Aim of the exercise. Set down each entry exactly as given; pictures should not appear in the copy.
------------------------------------------------------------
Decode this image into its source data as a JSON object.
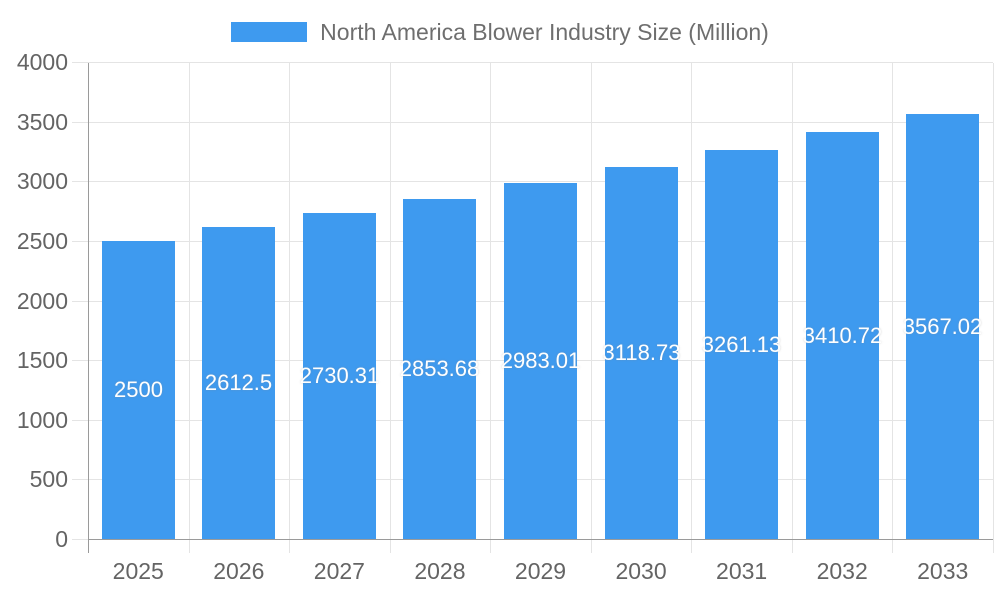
{
  "legend": {
    "label": "North America Blower Industry Size (Million)"
  },
  "colors": {
    "bar": "#3e9aef",
    "grid": "#e4e4e4",
    "axis": "#9a9a9a",
    "tick_text": "#646464",
    "legend_text": "#6e6e6e",
    "bar_value_text": "#ffffff",
    "background": "#ffffff"
  },
  "chart_data": {
    "type": "bar",
    "title": "North America Blower Industry Size (Million)",
    "categories": [
      "2025",
      "2026",
      "2027",
      "2028",
      "2029",
      "2030",
      "2031",
      "2032",
      "2033"
    ],
    "values": [
      2500,
      2612.5,
      2730.31,
      2853.68,
      2983.01,
      3118.73,
      3261.13,
      3410.72,
      3567.02
    ],
    "bar_labels": [
      "2500",
      "2612.5",
      "2730.31",
      "2853.68",
      "2983.01",
      "3118.73",
      "3261.13",
      "3410.72",
      "3567.02"
    ],
    "xlabel": "",
    "ylabel": "",
    "ylim": [
      0,
      4000
    ],
    "y_ticks": [
      0,
      500,
      1000,
      1500,
      2000,
      2500,
      3000,
      3500,
      4000
    ],
    "grid": true,
    "legend_position": "top",
    "bar_color": "#3e9aef",
    "value_label_position": "middle-inside"
  }
}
------------------------------------------------------------
Final result.
Decode this image into its source data as a JSON object.
{
  "legend": {
    "label": "North America Blower Industry Size (Million)"
  },
  "colors": {
    "bar": "#3e9aef",
    "grid": "#e4e4e4",
    "axis": "#9a9a9a",
    "tick_text": "#646464",
    "legend_text": "#6e6e6e",
    "bar_value_text": "#ffffff",
    "background": "#ffffff"
  },
  "chart_data": {
    "type": "bar",
    "title": "North America Blower Industry Size (Million)",
    "categories": [
      "2025",
      "2026",
      "2027",
      "2028",
      "2029",
      "2030",
      "2031",
      "2032",
      "2033"
    ],
    "values": [
      2500,
      2612.5,
      2730.31,
      2853.68,
      2983.01,
      3118.73,
      3261.13,
      3410.72,
      3567.02
    ],
    "bar_labels": [
      "2500",
      "2612.5",
      "2730.31",
      "2853.68",
      "2983.01",
      "3118.73",
      "3261.13",
      "3410.72",
      "3567.02"
    ],
    "xlabel": "",
    "ylabel": "",
    "ylim": [
      0,
      4000
    ],
    "y_ticks": [
      0,
      500,
      1000,
      1500,
      2000,
      2500,
      3000,
      3500,
      4000
    ],
    "grid": true,
    "legend_position": "top",
    "bar_color": "#3e9aef",
    "value_label_position": "middle-inside"
  }
}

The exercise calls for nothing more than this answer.